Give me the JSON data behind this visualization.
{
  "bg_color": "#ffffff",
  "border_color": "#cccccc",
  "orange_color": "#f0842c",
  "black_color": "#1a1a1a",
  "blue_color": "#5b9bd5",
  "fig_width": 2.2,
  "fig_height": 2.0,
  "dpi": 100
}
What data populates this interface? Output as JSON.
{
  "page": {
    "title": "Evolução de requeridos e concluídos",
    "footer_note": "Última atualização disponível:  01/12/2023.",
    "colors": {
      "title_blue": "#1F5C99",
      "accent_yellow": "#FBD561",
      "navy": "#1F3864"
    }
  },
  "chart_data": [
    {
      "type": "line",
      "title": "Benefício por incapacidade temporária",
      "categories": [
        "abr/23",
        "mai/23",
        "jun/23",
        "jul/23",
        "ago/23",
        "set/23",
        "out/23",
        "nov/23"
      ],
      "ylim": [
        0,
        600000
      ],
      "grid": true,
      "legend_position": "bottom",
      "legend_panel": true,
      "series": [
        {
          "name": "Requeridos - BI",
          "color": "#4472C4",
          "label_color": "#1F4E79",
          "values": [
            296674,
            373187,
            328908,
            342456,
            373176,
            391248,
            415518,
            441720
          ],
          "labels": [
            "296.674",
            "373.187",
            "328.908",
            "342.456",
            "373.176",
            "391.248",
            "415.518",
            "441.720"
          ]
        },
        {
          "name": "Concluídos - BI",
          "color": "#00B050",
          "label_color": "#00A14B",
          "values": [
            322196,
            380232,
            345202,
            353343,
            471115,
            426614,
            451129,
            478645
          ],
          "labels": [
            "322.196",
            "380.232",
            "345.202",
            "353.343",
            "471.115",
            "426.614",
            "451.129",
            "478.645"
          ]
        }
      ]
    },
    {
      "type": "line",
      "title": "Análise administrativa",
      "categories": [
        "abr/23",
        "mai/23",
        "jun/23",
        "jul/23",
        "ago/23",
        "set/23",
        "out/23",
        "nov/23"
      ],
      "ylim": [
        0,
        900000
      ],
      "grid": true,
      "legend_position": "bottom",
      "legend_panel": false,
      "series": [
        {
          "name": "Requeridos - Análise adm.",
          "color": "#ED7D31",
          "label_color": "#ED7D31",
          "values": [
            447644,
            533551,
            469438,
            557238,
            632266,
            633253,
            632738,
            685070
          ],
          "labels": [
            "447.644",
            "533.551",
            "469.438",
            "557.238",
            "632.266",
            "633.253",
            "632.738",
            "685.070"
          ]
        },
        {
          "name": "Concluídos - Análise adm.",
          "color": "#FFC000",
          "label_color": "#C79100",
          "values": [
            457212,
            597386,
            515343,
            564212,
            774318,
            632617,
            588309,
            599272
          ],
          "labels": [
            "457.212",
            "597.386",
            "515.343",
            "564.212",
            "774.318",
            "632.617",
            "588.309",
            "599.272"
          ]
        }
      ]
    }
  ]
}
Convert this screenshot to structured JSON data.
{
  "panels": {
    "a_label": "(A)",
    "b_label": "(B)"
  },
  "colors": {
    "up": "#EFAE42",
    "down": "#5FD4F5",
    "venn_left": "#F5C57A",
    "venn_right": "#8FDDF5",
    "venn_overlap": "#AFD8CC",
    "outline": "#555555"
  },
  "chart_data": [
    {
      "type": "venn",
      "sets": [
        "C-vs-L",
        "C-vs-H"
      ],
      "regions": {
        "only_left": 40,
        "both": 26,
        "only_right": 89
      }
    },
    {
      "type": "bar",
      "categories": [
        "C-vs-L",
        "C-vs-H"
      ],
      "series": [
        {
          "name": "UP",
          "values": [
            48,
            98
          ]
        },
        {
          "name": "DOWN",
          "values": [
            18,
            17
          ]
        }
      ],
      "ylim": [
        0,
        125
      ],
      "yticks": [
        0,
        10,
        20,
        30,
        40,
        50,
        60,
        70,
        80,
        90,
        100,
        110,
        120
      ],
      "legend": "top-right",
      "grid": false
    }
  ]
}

______________________________

Using the data above, repeat every line exactly.

Response to the task
Give me the JSON data behind this visualization.
{
  "bg_color": "#ffffff",
  "border_color": "#cccccc",
  "orange_color": "#f0842c",
  "black_color": "#1a1a1a",
  "blue_color": "#5b9bd5",
  "fig_width": 2.2,
  "fig_height": 2.0,
  "dpi": 100
}
What data populates this interface? Output as JSON.
{
  "page": {
    "title": "Evolução de requeridos e concluídos",
    "footer_note": "Última atualização disponível:  01/12/2023.",
    "colors": {
      "title_blue": "#1F5C99",
      "accent_yellow": "#FBD561",
      "navy": "#1F3864"
    }
  },
  "chart_data": [
    {
      "type": "line",
      "title": "Benefício por incapacidade temporária",
      "categories": [
        "abr/23",
        "mai/23",
        "jun/23",
        "jul/23",
        "ago/23",
        "set/23",
        "out/23",
        "nov/23"
      ],
      "ylim": [
        0,
        600000
      ],
      "grid": true,
      "legend_position": "bottom",
      "legend_panel": true,
      "series": [
        {
          "name": "Requeridos - BI",
          "color": "#4472C4",
          "label_color": "#1F4E79",
          "values": [
            296674,
            373187,
            328908,
            342456,
            373176,
            391248,
            415518,
            441720
          ],
          "labels": [
            "296.674",
            "373.187",
            "328.908",
            "342.456",
            "373.176",
            "391.248",
            "415.518",
            "441.720"
          ]
        },
        {
          "name": "Concluídos - BI",
          "color": "#00B050",
          "label_color": "#00A14B",
          "values": [
            322196,
            380232,
            345202,
            353343,
            471115,
            426614,
            451129,
            478645
          ],
          "labels": [
            "322.196",
            "380.232",
            "345.202",
            "353.343",
            "471.115",
            "426.614",
            "451.129",
            "478.645"
          ]
        }
      ]
    },
    {
      "type": "line",
      "title": "Análise administrativa",
      "categories": [
        "abr/23",
        "mai/23",
        "jun/23",
        "jul/23",
        "ago/23",
        "set/23",
        "out/23",
        "nov/23"
      ],
      "ylim": [
        0,
        900000
      ],
      "grid": true,
      "legend_position": "bottom",
      "legend_panel": false,
      "series": [
        {
          "name": "Requeridos - Análise adm.",
          "color": "#ED7D31",
          "label_color": "#ED7D31",
          "values": [
            447644,
            533551,
            469438,
            557238,
            632266,
            633253,
            632738,
            685070
          ],
          "labels": [
            "447.644",
            "533.551",
            "469.438",
            "557.238",
            "632.266",
            "633.253",
            "632.738",
            "685.070"
          ]
        },
        {
          "name": "Concluídos - Análise adm.",
          "color": "#FFC000",
          "label_color": "#C79100",
          "values": [
            457212,
            597386,
            515343,
            564212,
            774318,
            632617,
            588309,
            599272
          ],
          "labels": [
            "457.212",
            "597.386",
            "515.343",
            "564.212",
            "774.318",
            "632.617",
            "588.309",
            "599.272"
          ]
        }
      ]
    }
  ]
}
Convert this screenshot to structured JSON data.
{
  "panels": {
    "a_label": "(A)",
    "b_label": "(B)"
  },
  "colors": {
    "up": "#EFAE42",
    "down": "#5FD4F5",
    "venn_left": "#F5C57A",
    "venn_right": "#8FDDF5",
    "venn_overlap": "#AFD8CC",
    "outline": "#555555"
  },
  "chart_data": [
    {
      "type": "venn",
      "sets": [
        "C-vs-L",
        "C-vs-H"
      ],
      "regions": {
        "only_left": 40,
        "both": 26,
        "only_right": 89
      }
    },
    {
      "type": "bar",
      "categories": [
        "C-vs-L",
        "C-vs-H"
      ],
      "series": [
        {
          "name": "UP",
          "values": [
            48,
            98
          ]
        },
        {
          "name": "DOWN",
          "values": [
            18,
            17
          ]
        }
      ],
      "ylim": [
        0,
        125
      ],
      "yticks": [
        0,
        10,
        20,
        30,
        40,
        50,
        60,
        70,
        80,
        90,
        100,
        110,
        120
      ],
      "legend": "top-right",
      "grid": false
    }
  ]
}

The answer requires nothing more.